Look through the data below. Pick out the lines holding the string "לשוב".

*RECORDS SHOWN*
☆ ☆ ☆ ☆
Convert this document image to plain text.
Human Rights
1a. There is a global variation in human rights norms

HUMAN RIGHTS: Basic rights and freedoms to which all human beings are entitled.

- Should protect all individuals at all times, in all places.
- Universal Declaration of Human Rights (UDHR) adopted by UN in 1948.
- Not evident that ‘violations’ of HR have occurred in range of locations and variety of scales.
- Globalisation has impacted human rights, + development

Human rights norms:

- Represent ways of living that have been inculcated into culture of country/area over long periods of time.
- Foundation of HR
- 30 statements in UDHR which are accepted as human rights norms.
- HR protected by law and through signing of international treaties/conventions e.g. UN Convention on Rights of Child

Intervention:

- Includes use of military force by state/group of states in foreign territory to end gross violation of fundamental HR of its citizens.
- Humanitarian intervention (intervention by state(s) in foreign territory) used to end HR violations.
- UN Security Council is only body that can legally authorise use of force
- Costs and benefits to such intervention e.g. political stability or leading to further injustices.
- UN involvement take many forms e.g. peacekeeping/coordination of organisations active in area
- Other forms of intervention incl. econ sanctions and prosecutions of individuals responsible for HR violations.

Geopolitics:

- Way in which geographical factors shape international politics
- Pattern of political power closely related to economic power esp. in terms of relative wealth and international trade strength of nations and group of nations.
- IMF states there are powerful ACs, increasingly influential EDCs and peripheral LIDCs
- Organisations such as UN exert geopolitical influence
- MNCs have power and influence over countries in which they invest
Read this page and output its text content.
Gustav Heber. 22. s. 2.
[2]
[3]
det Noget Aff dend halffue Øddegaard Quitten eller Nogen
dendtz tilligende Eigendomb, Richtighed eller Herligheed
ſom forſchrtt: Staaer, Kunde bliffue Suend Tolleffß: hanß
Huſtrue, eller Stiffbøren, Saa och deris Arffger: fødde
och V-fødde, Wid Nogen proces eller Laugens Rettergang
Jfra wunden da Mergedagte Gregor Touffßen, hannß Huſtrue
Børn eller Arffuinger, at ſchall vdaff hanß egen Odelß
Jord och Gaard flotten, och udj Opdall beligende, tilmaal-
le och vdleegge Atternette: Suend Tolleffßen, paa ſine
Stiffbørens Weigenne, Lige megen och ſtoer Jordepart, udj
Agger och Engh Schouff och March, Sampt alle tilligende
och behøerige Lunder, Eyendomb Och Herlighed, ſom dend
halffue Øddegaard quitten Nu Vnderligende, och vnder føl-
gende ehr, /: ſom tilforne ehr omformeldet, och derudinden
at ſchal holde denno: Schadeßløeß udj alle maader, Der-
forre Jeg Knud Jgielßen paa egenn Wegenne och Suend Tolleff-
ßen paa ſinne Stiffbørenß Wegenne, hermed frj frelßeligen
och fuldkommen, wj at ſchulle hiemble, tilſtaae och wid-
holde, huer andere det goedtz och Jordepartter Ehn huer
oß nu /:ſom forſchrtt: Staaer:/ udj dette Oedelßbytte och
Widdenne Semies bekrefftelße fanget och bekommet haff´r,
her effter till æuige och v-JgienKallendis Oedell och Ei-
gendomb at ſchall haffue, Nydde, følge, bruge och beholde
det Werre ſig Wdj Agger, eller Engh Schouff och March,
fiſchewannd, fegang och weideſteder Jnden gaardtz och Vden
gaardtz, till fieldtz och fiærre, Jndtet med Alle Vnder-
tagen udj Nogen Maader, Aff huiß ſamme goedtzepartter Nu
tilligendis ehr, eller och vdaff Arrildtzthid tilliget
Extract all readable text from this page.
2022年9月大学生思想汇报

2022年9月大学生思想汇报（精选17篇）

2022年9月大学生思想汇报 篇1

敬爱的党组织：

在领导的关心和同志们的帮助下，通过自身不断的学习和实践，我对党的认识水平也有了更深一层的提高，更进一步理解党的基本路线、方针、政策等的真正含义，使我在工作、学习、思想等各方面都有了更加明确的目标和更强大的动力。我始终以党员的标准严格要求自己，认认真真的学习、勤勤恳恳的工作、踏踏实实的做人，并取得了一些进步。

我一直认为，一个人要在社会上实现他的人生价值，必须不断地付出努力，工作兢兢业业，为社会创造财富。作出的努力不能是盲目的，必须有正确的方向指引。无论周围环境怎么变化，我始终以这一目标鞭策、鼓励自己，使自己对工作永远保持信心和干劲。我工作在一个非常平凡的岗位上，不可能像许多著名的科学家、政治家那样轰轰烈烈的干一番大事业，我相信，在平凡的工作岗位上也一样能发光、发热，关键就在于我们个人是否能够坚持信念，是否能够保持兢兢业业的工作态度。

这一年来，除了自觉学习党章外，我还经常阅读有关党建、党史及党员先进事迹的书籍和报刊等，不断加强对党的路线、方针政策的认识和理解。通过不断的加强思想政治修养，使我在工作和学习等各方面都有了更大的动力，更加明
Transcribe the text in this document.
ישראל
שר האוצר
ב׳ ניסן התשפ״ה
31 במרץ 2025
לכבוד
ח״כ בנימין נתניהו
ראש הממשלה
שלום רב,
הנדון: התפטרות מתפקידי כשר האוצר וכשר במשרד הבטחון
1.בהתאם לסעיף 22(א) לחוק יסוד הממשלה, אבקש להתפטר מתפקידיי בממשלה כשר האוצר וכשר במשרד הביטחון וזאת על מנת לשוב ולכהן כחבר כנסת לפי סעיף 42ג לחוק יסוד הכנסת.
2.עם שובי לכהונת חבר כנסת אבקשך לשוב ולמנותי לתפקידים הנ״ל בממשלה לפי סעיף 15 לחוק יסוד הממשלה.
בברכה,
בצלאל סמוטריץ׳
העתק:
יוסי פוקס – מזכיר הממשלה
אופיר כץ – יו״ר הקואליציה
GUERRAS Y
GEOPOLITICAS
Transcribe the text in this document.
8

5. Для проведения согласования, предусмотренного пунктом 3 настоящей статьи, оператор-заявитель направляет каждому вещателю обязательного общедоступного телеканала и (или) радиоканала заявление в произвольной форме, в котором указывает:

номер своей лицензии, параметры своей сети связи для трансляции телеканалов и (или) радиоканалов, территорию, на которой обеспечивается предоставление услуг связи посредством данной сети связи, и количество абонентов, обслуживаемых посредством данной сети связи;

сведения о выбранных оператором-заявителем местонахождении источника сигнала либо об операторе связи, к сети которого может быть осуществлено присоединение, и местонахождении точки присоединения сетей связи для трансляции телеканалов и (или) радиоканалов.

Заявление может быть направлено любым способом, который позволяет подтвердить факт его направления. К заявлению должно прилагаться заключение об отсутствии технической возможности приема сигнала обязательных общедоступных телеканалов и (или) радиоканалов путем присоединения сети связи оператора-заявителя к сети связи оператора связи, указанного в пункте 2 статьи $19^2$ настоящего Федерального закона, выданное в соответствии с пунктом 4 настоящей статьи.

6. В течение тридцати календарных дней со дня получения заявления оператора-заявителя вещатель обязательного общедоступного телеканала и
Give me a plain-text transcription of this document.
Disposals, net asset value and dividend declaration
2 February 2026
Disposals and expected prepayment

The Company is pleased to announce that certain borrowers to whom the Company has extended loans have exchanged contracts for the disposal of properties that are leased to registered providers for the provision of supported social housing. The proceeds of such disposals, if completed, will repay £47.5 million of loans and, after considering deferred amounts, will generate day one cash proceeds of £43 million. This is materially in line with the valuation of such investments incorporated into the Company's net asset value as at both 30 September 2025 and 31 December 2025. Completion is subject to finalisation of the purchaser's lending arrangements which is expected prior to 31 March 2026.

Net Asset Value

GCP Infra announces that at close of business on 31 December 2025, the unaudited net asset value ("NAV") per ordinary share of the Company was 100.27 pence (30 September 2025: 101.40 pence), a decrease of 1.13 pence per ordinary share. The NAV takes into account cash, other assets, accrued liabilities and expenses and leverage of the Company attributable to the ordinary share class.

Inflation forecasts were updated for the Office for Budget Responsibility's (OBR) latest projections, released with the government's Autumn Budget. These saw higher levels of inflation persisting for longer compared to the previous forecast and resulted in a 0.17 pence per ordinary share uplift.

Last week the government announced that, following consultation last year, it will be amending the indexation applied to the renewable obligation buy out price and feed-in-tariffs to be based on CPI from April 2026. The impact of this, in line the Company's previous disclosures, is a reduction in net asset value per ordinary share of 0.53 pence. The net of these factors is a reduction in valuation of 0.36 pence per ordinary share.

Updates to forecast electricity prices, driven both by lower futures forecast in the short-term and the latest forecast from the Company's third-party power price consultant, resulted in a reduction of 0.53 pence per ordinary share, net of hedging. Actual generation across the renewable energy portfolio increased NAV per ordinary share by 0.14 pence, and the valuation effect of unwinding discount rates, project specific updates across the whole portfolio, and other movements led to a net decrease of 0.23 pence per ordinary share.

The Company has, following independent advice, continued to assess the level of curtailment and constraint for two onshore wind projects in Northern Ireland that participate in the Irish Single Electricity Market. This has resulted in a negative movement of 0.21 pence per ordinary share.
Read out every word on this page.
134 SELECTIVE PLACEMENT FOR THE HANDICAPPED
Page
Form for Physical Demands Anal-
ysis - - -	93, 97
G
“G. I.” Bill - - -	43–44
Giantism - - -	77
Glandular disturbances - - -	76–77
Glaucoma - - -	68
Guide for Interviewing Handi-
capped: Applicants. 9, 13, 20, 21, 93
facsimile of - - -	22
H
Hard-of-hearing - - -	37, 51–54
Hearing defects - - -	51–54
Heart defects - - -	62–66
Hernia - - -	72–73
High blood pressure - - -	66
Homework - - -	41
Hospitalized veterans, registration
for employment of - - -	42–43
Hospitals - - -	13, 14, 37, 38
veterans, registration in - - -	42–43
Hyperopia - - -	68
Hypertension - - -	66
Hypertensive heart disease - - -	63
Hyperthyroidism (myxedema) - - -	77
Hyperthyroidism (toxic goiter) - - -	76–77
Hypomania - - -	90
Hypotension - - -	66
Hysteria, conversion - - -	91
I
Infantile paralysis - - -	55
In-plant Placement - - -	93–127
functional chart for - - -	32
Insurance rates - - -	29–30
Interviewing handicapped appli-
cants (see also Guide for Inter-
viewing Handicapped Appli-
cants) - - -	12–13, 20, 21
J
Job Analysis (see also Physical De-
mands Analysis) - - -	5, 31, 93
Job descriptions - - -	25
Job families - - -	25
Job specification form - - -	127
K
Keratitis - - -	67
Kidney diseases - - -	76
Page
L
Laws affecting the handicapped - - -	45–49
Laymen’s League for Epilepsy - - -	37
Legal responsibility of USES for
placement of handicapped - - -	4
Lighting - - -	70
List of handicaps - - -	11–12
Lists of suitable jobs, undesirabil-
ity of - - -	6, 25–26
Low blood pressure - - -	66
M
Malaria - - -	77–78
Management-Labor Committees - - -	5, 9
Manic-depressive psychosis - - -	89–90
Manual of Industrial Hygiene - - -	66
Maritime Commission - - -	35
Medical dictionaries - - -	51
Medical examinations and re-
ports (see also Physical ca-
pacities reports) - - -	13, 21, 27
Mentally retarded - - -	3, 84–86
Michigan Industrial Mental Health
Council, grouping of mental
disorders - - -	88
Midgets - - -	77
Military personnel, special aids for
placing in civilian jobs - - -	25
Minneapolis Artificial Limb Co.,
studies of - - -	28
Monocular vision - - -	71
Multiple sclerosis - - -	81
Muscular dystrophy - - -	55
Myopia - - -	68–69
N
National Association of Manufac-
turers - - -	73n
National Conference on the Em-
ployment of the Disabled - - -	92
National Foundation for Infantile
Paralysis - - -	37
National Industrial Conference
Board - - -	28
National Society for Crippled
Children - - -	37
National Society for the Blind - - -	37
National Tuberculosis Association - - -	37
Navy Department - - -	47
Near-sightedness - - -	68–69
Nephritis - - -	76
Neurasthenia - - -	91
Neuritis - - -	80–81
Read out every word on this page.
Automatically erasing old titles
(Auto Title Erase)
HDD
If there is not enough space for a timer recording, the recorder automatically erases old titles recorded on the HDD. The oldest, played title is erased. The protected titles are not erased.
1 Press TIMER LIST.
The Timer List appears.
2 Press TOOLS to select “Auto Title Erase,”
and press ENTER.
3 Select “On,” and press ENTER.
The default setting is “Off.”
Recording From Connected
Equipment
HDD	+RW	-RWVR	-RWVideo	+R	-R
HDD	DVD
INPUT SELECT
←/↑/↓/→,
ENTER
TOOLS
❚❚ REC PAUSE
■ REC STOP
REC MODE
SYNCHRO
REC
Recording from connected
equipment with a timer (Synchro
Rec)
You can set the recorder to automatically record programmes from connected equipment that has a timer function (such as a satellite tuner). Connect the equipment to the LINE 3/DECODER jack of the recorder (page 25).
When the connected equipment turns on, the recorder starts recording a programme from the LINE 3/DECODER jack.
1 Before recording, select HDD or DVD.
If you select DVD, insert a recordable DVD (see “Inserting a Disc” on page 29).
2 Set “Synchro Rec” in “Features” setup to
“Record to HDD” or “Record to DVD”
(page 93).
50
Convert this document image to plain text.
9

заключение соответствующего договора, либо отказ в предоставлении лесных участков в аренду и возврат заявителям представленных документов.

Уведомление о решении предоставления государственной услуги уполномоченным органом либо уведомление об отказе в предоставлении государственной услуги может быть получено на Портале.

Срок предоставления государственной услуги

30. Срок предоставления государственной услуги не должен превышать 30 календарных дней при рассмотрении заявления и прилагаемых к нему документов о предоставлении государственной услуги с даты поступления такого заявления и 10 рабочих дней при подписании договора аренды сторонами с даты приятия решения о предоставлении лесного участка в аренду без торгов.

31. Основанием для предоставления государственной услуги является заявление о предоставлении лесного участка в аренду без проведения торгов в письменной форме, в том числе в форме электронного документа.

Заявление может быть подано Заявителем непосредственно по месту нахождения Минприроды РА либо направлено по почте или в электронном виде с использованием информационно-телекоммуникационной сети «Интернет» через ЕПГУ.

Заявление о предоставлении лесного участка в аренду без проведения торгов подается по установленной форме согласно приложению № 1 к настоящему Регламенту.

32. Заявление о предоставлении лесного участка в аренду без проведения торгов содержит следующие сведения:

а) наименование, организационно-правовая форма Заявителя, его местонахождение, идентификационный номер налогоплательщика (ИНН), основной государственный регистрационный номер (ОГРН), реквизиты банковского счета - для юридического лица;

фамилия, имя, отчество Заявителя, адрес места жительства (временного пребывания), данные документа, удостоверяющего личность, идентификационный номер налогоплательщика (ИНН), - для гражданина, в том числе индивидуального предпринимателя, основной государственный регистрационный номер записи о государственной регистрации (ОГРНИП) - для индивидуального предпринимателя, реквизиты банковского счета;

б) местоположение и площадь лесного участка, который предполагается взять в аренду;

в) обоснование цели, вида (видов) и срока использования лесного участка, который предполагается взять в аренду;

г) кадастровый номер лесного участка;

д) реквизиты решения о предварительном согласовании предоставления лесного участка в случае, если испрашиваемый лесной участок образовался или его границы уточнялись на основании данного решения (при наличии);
☆ ☆ ☆ ☆
*RESULT FOR THIS TASK*
1.בהתאם לסעיף 22(א) לחוק יסוד הממשלה, אבקש להתפטר מתפקידיי בממשלה כשר האוצר וכשר במשרד הביטחון וזאת על מנת לשוב ולכהן כחבר כנסת לפי סעיף 42ג לחוק יסוד הכנסת.
2.עם שובי לכהונת חבר כנסת אבקשך לשוב ולמנותי לתפקידים הנ״ל בממשלה לפי סעיף 15 לחוק יסוד הממשלה.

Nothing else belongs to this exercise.